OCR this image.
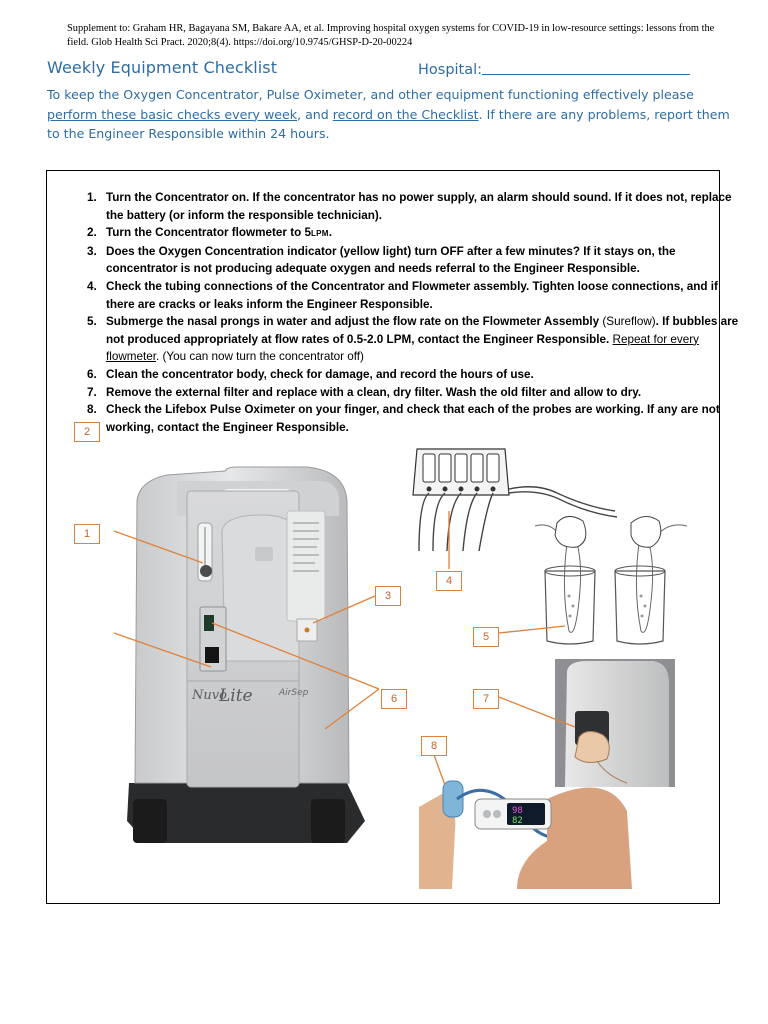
Supplement to: Graham HR, Bagayana SM, Bakare AA, et al. Improving hospital oxygen systems for COVID-19 in low-resource settings: lessons from the field. Glob Health Sci Pract. 2020;8(4). https://doi.org/10.9745/GHSP-D-20-00224
Weekly Equipment Checklist	Hospital:
To keep the Oxygen Concentrator, Pulse Oximeter, and other equipment functioning effectively please perform these basic checks every week, and record on the Checklist. If there are any problems, report them to the Engineer Responsible within 24 hours.
1. Turn the Concentrator on. If the concentrator has no power supply, an alarm should sound. If it does not, replace the battery (or inform the responsible technician).
2. Turn the Concentrator flowmeter to 5LPM.
3. Does the Oxygen Concentration indicator (yellow light) turn OFF after a few minutes? If it stays on, the concentrator is not producing adequate oxygen and needs referral to the Engineer Responsible.
4. Check the tubing connections of the Concentrator and Flowmeter assembly. Tighten loose connections, and if there are cracks or leaks inform the Engineer Responsible.
5. Submerge the nasal prongs in water and adjust the flow rate on the Flowmeter Assembly (Sureflow). If bubbles are not produced appropriately at flow rates of 0.5-2.0 LPM, contact the Engineer Responsible. Repeat for every flowmeter. (You can now turn the concentrator off)
6. Clean the concentrator body, check for damage, and record the hours of use.
7. Remove the external filter and replace with a clean, dry filter. Wash the old filter and allow to dry.
8. Check the Lifebox Pulse Oximeter on your finger, and check that each of the probes are working. If any are not working, contact the Engineer Responsible.
Nuvo
Lite	AirSep
98
82
1
2
3
4
5
6	7
8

__________

▸ WHAT IS REQUIRED: Exclude the images, then output the data above word for word.

▸ ANSWER TO THE PROBLEM:
OCR this image.
Supplement to: Graham HR, Bagayana SM, Bakare AA, et al. Improving hospital oxygen systems for COVID-19 in low-resource settings: lessons from the field. Glob Health Sci Pract. 2020;8(4). https://doi.org/10.9745/GHSP-D-20-00224
Weekly Equipment Checklist	Hospital:
To keep the Oxygen Concentrator, Pulse Oximeter, and other equipment functioning effectively please perform these basic checks every week, and record on the Checklist. If there are any problems, report them to the Engineer Responsible within 24 hours.
1. Turn the Concentrator on. If the concentrator has no power supply, an alarm should sound. If it does not, replace the battery (or inform the responsible technician).
2. Turn the Concentrator flowmeter to 5LPM.
3. Does the Oxygen Concentration indicator (yellow light) turn OFF after a few minutes? If it stays on, the concentrator is not producing adequate oxygen and needs referral to the Engineer Responsible.
4. Check the tubing connections of the Concentrator and Flowmeter assembly. Tighten loose connections, and if there are cracks or leaks inform the Engineer Responsible.
5. Submerge the nasal prongs in water and adjust the flow rate on the Flowmeter Assembly (Sureflow). If bubbles are not produced appropriately at flow rates of 0.5-2.0 LPM, contact the Engineer Responsible. Repeat for every flowmeter. (You can now turn the concentrator off)
6. Clean the concentrator body, check for damage, and record the hours of use.
7. Remove the external filter and replace with a clean, dry filter. Wash the old filter and allow to dry.
8. Check the Lifebox Pulse Oximeter on your finger, and check that each of the probes are working. If any are not working, contact the Engineer Responsible.
Nuvo
Lite	AirSep
98
82
1
2
3
4
5
6	7
8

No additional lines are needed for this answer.